--- START RECORDS SUPPLIED ---

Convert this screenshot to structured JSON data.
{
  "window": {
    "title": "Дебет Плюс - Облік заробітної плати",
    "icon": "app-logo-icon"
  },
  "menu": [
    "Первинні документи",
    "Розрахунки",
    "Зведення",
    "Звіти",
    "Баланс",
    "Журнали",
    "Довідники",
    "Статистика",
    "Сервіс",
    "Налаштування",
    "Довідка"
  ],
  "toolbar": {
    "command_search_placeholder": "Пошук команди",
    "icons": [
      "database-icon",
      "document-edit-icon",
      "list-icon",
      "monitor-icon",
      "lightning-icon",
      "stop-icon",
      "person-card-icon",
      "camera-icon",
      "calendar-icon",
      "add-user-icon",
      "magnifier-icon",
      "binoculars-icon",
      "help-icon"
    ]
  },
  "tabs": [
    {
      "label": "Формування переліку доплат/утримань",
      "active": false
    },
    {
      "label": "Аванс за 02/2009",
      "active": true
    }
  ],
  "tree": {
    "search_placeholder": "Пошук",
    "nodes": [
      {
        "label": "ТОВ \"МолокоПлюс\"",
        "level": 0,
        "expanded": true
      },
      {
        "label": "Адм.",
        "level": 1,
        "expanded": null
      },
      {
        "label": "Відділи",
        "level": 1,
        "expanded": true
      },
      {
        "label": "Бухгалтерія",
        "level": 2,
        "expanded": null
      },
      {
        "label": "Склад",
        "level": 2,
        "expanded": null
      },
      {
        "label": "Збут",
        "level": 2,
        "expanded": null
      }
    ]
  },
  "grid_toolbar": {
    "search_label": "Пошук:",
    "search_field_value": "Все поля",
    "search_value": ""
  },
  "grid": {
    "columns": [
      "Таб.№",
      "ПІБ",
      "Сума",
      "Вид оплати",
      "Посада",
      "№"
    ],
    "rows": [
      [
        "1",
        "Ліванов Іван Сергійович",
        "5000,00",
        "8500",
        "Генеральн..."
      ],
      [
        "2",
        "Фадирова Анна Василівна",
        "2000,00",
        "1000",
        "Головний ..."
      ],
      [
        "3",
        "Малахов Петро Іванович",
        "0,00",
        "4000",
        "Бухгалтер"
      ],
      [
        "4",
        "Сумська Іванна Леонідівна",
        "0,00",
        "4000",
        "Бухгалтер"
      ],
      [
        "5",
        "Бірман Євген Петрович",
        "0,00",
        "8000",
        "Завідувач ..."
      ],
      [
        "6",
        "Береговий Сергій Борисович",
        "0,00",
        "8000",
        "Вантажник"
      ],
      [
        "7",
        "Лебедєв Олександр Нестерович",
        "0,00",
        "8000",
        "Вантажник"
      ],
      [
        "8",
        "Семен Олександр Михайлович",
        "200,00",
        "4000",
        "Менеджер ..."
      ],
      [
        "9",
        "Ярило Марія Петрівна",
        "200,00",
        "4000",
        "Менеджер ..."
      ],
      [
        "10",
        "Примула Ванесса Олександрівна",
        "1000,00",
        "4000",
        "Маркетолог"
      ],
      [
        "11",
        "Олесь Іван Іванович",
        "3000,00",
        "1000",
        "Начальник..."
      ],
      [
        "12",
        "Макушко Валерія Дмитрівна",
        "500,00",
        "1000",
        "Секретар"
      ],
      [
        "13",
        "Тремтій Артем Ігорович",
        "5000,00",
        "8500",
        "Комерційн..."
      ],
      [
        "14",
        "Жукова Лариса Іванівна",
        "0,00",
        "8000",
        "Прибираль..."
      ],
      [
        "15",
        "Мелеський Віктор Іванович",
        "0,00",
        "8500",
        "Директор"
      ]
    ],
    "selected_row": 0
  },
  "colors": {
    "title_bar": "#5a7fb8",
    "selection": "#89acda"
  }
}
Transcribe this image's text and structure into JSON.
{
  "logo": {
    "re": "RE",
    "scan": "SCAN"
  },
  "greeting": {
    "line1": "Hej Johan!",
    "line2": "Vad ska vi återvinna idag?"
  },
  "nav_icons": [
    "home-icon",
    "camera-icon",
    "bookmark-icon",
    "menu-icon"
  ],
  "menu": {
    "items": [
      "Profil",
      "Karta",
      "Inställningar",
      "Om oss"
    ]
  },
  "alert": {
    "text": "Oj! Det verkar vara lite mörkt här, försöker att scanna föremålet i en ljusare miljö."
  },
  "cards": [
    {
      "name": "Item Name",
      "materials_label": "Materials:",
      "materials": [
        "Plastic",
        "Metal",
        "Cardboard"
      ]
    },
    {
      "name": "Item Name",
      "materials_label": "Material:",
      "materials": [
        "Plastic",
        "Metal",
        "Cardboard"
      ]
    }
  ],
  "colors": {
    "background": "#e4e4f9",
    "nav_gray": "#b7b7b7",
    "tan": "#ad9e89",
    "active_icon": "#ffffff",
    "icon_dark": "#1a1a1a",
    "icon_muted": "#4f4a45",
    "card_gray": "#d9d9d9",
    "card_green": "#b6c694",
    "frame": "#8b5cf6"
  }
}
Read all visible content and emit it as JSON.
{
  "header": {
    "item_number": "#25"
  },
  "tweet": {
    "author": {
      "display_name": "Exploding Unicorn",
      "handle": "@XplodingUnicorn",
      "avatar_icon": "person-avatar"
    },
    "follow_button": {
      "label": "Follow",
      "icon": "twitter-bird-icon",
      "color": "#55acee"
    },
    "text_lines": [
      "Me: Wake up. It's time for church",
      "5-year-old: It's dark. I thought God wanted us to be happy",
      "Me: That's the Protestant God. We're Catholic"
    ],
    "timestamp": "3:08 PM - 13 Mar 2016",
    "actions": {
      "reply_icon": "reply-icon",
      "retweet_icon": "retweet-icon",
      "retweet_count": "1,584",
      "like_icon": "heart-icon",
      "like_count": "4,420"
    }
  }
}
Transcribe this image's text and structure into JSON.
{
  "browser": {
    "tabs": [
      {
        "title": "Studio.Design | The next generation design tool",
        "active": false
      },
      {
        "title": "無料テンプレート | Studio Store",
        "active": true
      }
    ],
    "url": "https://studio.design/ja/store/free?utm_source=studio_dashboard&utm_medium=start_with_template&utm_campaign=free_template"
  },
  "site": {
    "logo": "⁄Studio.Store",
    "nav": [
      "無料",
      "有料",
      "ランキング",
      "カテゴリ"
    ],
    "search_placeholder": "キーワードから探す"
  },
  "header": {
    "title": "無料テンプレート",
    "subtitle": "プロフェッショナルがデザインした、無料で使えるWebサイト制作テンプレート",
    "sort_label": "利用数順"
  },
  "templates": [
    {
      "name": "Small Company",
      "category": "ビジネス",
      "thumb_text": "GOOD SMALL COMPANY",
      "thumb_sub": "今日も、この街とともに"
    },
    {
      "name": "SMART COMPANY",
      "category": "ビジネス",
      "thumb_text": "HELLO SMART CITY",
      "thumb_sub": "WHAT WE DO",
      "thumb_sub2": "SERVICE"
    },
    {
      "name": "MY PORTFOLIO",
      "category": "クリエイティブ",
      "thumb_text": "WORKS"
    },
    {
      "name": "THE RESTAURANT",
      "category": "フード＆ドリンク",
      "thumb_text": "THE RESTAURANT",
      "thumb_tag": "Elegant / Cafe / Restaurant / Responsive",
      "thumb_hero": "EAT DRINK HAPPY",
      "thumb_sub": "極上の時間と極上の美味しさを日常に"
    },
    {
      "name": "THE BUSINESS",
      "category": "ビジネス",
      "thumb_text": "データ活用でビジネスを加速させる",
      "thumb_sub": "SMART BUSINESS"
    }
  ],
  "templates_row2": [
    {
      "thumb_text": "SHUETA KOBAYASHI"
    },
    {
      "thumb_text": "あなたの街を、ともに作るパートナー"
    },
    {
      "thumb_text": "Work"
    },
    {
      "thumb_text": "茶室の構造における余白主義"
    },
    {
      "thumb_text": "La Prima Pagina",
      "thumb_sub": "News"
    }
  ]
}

--- END RECORDS SUPPLIED ---

**PROBLEM DESCRIPTION:**
Restate each entry exactly, skipping none.

**EXERCISE RESULT:**
Convert this screenshot to structured JSON data.
{
  "window": {
    "title": "Дебет Плюс - Облік заробітної плати",
    "icon": "app-logo-icon"
  },
  "menu": [
    "Первинні документи",
    "Розрахунки",
    "Зведення",
    "Звіти",
    "Баланс",
    "Журнали",
    "Довідники",
    "Статистика",
    "Сервіс",
    "Налаштування",
    "Довідка"
  ],
  "toolbar": {
    "command_search_placeholder": "Пошук команди",
    "icons": [
      "database-icon",
      "document-edit-icon",
      "list-icon",
      "monitor-icon",
      "lightning-icon",
      "stop-icon",
      "person-card-icon",
      "camera-icon",
      "calendar-icon",
      "add-user-icon",
      "magnifier-icon",
      "binoculars-icon",
      "help-icon"
    ]
  },
  "tabs": [
    {
      "label": "Формування переліку доплат/утримань",
      "active": false
    },
    {
      "label": "Аванс за 02/2009",
      "active": true
    }
  ],
  "tree": {
    "search_placeholder": "Пошук",
    "nodes": [
      {
        "label": "ТОВ \"МолокоПлюс\"",
        "level": 0,
        "expanded": true
      },
      {
        "label": "Адм.",
        "level": 1,
        "expanded": null
      },
      {
        "label": "Відділи",
        "level": 1,
        "expanded": true
      },
      {
        "label": "Бухгалтерія",
        "level": 2,
        "expanded": null
      },
      {
        "label": "Склад",
        "level": 2,
        "expanded": null
      },
      {
        "label": "Збут",
        "level": 2,
        "expanded": null
      }
    ]
  },
  "grid_toolbar": {
    "search_label": "Пошук:",
    "search_field_value": "Все поля",
    "search_value": ""
  },
  "grid": {
    "columns": [
      "Таб.№",
      "ПІБ",
      "Сума",
      "Вид оплати",
      "Посада",
      "№"
    ],
    "rows": [
      [
        "1",
        "Ліванов Іван Сергійович",
        "5000,00",
        "8500",
        "Генеральн..."
      ],
      [
        "2",
        "Фадирова Анна Василівна",
        "2000,00",
        "1000",
        "Головний ..."
      ],
      [
        "3",
        "Малахов Петро Іванович",
        "0,00",
        "4000",
        "Бухгалтер"
      ],
      [
        "4",
        "Сумська Іванна Леонідівна",
        "0,00",
        "4000",
        "Бухгалтер"
      ],
      [
        "5",
        "Бірман Євген Петрович",
        "0,00",
        "8000",
        "Завідувач ..."
      ],
      [
        "6",
        "Береговий Сергій Борисович",
        "0,00",
        "8000",
        "Вантажник"
      ],
      [
        "7",
        "Лебедєв Олександр Нестерович",
        "0,00",
        "8000",
        "Вантажник"
      ],
      [
        "8",
        "Семен Олександр Михайлович",
        "200,00",
        "4000",
        "Менеджер ..."
      ],
      [
        "9",
        "Ярило Марія Петрівна",
        "200,00",
        "4000",
        "Менеджер ..."
      ],
      [
        "10",
        "Примула Ванесса Олександрівна",
        "1000,00",
        "4000",
        "Маркетолог"
      ],
      [
        "11",
        "Олесь Іван Іванович",
        "3000,00",
        "1000",
        "Начальник..."
      ],
      [
        "12",
        "Макушко Валерія Дмитрівна",
        "500,00",
        "1000",
        "Секретар"
      ],
      [
        "13",
        "Тремтій Артем Ігорович",
        "5000,00",
        "8500",
        "Комерційн..."
      ],
      [
        "14",
        "Жукова Лариса Іванівна",
        "0,00",
        "8000",
        "Прибираль..."
      ],
      [
        "15",
        "Мелеський Віктор Іванович",
        "0,00",
        "8500",
        "Директор"
      ]
    ],
    "selected_row": 0
  },
  "colors": {
    "title_bar": "#5a7fb8",
    "selection": "#89acda"
  }
}
Transcribe this image's text and structure into JSON.
{
  "logo": {
    "re": "RE",
    "scan": "SCAN"
  },
  "greeting": {
    "line1": "Hej Johan!",
    "line2": "Vad ska vi återvinna idag?"
  },
  "nav_icons": [
    "home-icon",
    "camera-icon",
    "bookmark-icon",
    "menu-icon"
  ],
  "menu": {
    "items": [
      "Profil",
      "Karta",
      "Inställningar",
      "Om oss"
    ]
  },
  "alert": {
    "text": "Oj! Det verkar vara lite mörkt här, försöker att scanna föremålet i en ljusare miljö."
  },
  "cards": [
    {
      "name": "Item Name",
      "materials_label": "Materials:",
      "materials": [
        "Plastic",
        "Metal",
        "Cardboard"
      ]
    },
    {
      "name": "Item Name",
      "materials_label": "Material:",
      "materials": [
        "Plastic",
        "Metal",
        "Cardboard"
      ]
    }
  ],
  "colors": {
    "background": "#e4e4f9",
    "nav_gray": "#b7b7b7",
    "tan": "#ad9e89",
    "active_icon": "#ffffff",
    "icon_dark": "#1a1a1a",
    "icon_muted": "#4f4a45",
    "card_gray": "#d9d9d9",
    "card_green": "#b6c694",
    "frame": "#8b5cf6"
  }
}
Read all visible content and emit it as JSON.
{
  "header": {
    "item_number": "#25"
  },
  "tweet": {
    "author": {
      "display_name": "Exploding Unicorn",
      "handle": "@XplodingUnicorn",
      "avatar_icon": "person-avatar"
    },
    "follow_button": {
      "label": "Follow",
      "icon": "twitter-bird-icon",
      "color": "#55acee"
    },
    "text_lines": [
      "Me: Wake up. It's time for church",
      "5-year-old: It's dark. I thought God wanted us to be happy",
      "Me: That's the Protestant God. We're Catholic"
    ],
    "timestamp": "3:08 PM - 13 Mar 2016",
    "actions": {
      "reply_icon": "reply-icon",
      "retweet_icon": "retweet-icon",
      "retweet_count": "1,584",
      "like_icon": "heart-icon",
      "like_count": "4,420"
    }
  }
}
Transcribe this image's text and structure into JSON.
{
  "browser": {
    "tabs": [
      {
        "title": "Studio.Design | The next generation design tool",
        "active": false
      },
      {
        "title": "無料テンプレート | Studio Store",
        "active": true
      }
    ],
    "url": "https://studio.design/ja/store/free?utm_source=studio_dashboard&utm_medium=start_with_template&utm_campaign=free_template"
  },
  "site": {
    "logo": "⁄Studio.Store",
    "nav": [
      "無料",
      "有料",
      "ランキング",
      "カテゴリ"
    ],
    "search_placeholder": "キーワードから探す"
  },
  "header": {
    "title": "無料テンプレート",
    "subtitle": "プロフェッショナルがデザインした、無料で使えるWebサイト制作テンプレート",
    "sort_label": "利用数順"
  },
  "templates": [
    {
      "name": "Small Company",
      "category": "ビジネス",
      "thumb_text": "GOOD SMALL COMPANY",
      "thumb_sub": "今日も、この街とともに"
    },
    {
      "name": "SMART COMPANY",
      "category": "ビジネス",
      "thumb_text": "HELLO SMART CITY",
      "thumb_sub": "WHAT WE DO",
      "thumb_sub2": "SERVICE"
    },
    {
      "name": "MY PORTFOLIO",
      "category": "クリエイティブ",
      "thumb_text": "WORKS"
    },
    {
      "name": "THE RESTAURANT",
      "category": "フード＆ドリンク",
      "thumb_text": "THE RESTAURANT",
      "thumb_tag": "Elegant / Cafe / Restaurant / Responsive",
      "thumb_hero": "EAT DRINK HAPPY",
      "thumb_sub": "極上の時間と極上の美味しさを日常に"
    },
    {
      "name": "THE BUSINESS",
      "category": "ビジネス",
      "thumb_text": "データ活用でビジネスを加速させる",
      "thumb_sub": "SMART BUSINESS"
    }
  ],
  "templates_row2": [
    {
      "thumb_text": "SHUETA KOBAYASHI"
    },
    {
      "thumb_text": "あなたの街を、ともに作るパートナー"
    },
    {
      "thumb_text": "Work"
    },
    {
      "thumb_text": "茶室の構造における余白主義"
    },
    {
      "thumb_text": "La Prima Pagina",
      "thumb_sub": "News"
    }
  ]
}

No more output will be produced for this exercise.